(Data listing)
........

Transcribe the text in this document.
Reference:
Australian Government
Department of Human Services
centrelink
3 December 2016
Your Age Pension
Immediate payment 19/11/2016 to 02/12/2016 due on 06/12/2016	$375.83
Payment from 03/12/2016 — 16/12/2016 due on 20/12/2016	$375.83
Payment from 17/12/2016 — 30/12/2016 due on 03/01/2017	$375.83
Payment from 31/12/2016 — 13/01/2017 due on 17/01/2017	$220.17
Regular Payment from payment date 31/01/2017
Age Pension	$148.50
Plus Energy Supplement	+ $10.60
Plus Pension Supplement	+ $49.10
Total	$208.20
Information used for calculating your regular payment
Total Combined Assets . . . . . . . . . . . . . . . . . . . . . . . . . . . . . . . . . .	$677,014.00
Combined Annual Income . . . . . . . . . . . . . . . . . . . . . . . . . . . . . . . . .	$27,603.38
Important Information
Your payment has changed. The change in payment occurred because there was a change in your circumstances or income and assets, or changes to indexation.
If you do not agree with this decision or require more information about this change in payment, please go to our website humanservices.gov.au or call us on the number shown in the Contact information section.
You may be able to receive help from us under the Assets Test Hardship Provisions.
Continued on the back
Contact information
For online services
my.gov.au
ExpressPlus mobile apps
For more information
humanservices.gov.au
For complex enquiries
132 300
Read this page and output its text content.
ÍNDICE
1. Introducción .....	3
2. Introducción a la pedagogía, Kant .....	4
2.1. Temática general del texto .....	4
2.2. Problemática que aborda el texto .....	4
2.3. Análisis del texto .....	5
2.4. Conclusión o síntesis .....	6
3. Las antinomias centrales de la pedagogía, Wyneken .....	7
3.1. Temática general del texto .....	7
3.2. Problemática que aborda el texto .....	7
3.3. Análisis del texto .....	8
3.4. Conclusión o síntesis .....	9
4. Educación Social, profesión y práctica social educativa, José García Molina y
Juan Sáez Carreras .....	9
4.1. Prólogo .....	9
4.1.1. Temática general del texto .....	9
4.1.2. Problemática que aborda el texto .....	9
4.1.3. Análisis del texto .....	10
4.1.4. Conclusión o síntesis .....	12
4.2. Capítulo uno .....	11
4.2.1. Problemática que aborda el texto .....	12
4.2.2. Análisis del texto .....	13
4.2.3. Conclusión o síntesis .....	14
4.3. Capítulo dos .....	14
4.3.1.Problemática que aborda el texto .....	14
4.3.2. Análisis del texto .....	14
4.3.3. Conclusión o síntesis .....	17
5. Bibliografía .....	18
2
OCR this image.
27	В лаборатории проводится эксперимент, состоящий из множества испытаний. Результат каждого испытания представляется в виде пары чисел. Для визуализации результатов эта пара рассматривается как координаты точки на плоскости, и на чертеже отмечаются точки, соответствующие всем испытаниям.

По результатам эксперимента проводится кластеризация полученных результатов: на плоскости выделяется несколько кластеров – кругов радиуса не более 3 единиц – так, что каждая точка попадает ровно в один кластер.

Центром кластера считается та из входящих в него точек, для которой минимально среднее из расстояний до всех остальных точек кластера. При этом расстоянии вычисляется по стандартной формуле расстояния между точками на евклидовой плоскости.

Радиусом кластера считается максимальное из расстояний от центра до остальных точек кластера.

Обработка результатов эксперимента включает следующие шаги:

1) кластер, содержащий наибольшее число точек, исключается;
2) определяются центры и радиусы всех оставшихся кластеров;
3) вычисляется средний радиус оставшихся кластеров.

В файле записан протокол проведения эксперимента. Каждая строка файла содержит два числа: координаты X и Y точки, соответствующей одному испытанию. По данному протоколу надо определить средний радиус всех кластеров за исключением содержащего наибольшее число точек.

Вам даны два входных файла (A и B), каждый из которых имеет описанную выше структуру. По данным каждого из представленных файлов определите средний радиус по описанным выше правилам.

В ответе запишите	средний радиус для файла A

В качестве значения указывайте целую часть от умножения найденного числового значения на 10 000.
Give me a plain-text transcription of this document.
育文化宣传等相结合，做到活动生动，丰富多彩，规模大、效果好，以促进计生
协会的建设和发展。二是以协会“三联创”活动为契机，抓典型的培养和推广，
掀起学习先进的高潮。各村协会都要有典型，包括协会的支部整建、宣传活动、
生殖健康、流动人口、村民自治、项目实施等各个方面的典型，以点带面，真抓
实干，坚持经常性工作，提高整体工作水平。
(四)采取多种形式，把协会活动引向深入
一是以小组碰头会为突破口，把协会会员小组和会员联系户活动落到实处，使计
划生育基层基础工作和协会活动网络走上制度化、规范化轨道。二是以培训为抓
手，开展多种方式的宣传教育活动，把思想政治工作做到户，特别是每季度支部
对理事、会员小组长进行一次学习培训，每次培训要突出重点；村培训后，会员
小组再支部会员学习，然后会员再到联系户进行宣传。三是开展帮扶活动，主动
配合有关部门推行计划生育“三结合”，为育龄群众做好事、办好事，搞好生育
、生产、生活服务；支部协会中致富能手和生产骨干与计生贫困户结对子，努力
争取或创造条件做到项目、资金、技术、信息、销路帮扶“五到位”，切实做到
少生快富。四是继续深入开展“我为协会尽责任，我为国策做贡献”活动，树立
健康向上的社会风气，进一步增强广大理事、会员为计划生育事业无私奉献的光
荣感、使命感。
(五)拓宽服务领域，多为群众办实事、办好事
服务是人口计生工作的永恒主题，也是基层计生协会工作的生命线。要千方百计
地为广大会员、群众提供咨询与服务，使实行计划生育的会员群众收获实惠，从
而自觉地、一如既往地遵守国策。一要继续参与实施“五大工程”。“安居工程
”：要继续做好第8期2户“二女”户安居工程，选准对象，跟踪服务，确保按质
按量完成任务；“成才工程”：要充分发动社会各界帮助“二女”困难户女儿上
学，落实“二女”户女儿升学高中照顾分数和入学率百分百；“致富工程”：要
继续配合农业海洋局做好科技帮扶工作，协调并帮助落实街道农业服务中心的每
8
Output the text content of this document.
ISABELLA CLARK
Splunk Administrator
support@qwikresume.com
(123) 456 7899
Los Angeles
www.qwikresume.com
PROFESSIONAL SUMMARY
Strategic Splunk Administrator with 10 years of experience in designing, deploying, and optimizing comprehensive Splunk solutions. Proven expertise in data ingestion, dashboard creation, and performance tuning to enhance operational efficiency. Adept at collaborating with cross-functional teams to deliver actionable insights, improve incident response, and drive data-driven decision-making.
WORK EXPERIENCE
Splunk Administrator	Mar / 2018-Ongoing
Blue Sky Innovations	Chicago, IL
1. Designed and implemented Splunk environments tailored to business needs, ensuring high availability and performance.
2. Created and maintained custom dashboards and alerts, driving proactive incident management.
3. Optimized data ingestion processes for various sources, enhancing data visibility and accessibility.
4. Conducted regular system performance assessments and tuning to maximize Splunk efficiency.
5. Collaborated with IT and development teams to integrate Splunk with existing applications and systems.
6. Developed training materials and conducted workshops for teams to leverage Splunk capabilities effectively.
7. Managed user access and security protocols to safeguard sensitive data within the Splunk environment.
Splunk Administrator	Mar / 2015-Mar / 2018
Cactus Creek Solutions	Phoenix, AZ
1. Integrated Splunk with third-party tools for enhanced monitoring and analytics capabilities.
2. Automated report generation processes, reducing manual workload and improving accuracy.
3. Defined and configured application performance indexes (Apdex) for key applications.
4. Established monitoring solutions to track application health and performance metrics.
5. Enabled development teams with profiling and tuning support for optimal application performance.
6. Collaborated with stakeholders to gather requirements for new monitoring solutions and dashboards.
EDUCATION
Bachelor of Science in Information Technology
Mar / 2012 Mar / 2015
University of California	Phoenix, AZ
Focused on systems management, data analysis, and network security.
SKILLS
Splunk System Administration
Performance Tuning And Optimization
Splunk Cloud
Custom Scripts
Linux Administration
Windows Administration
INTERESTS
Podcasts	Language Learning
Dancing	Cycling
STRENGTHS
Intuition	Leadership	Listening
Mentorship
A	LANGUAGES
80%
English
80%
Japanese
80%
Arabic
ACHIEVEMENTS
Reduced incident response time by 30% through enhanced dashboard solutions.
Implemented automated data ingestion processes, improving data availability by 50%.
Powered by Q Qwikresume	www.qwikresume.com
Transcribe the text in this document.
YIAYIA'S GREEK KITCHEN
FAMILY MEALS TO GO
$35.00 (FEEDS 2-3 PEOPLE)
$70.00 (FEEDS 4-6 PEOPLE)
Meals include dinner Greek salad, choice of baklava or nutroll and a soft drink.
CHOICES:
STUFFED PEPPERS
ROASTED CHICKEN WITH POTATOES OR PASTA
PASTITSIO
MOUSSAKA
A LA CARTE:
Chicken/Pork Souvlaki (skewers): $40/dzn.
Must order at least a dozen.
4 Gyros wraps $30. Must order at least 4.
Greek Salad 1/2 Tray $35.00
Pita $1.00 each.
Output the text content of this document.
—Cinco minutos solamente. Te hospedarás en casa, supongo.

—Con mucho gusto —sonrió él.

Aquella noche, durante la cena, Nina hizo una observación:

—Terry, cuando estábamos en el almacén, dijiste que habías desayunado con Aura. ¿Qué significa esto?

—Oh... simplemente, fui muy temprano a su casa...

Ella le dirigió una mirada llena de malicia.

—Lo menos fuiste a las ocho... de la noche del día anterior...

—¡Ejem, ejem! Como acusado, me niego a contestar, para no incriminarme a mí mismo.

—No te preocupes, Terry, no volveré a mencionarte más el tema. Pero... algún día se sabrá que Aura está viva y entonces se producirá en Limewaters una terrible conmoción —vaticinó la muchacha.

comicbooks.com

........

### Work to do
Find every line above that contains the word "FEEDS", and return each one.

### The output
$35.00 (FEEDS 2-3 PEOPLE)
$70.00 (FEEDS 4-6 PEOPLE)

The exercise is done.